* What to work on
Print the entries below word for word; the pictures stay out of your copy.

------

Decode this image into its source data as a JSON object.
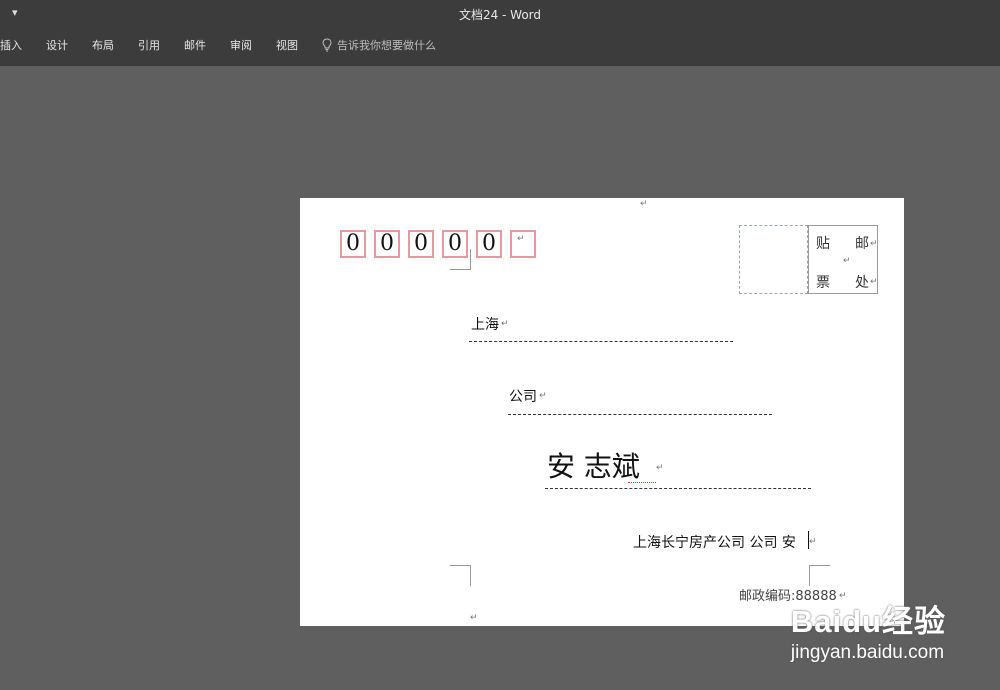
{
  "titlebar": {
    "quick_access": "▾",
    "title": "文档24  -  Word"
  },
  "ribbon": {
    "tabs": [
      "插入",
      "设计",
      "布局",
      "引用",
      "邮件",
      "审阅",
      "视图"
    ],
    "tell_me": "告诉我你想要做什么"
  },
  "envelope": {
    "postcode_digits": [
      "0",
      "0",
      "0",
      "0",
      "0",
      ""
    ],
    "stamp": {
      "chars": [
        "贴",
        "邮",
        "票",
        "处"
      ]
    },
    "address_city": "上海",
    "address_company": "公司",
    "recipient_name": "安 志斌",
    "sender_line": "上海长宁房产公司 公司 安",
    "sender_postcode": "邮政编码:88888"
  },
  "watermark": {
    "logo": "Baidu经验",
    "url": "jingyan.baidu.com"
  },
  "marks": {
    "para": "↵"
  }
}
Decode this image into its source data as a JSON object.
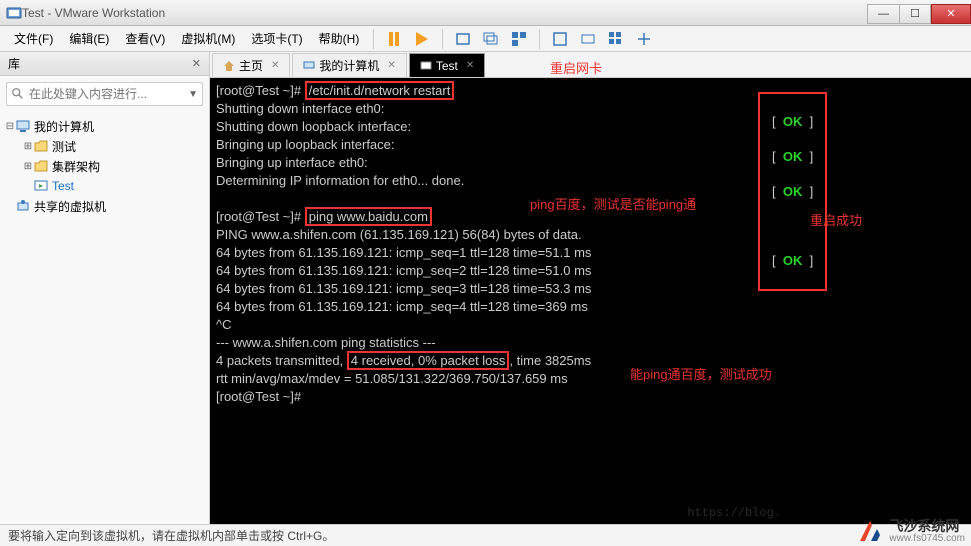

------

* Response below
Decode this image into its source data as a JSON object.
{
  "titlebar": {
    "quick_access": "▾",
    "title": "文档24  -  Word"
  },
  "ribbon": {
    "tabs": [
      "插入",
      "设计",
      "布局",
      "引用",
      "邮件",
      "审阅",
      "视图"
    ],
    "tell_me": "告诉我你想要做什么"
  },
  "envelope": {
    "postcode_digits": [
      "0",
      "0",
      "0",
      "0",
      "0",
      ""
    ],
    "stamp": {
      "chars": [
        "贴",
        "邮",
        "票",
        "处"
      ]
    },
    "address_city": "上海",
    "address_company": "公司",
    "recipient_name": "安 志斌",
    "sender_line": "上海长宁房产公司 公司 安",
    "sender_postcode": "邮政编码:88888"
  },
  "watermark": {
    "logo": "Baidu经验",
    "url": "jingyan.baidu.com"
  },
  "marks": {
    "para": "↵"
  }
}
Decode this image into its source data as a JSON object.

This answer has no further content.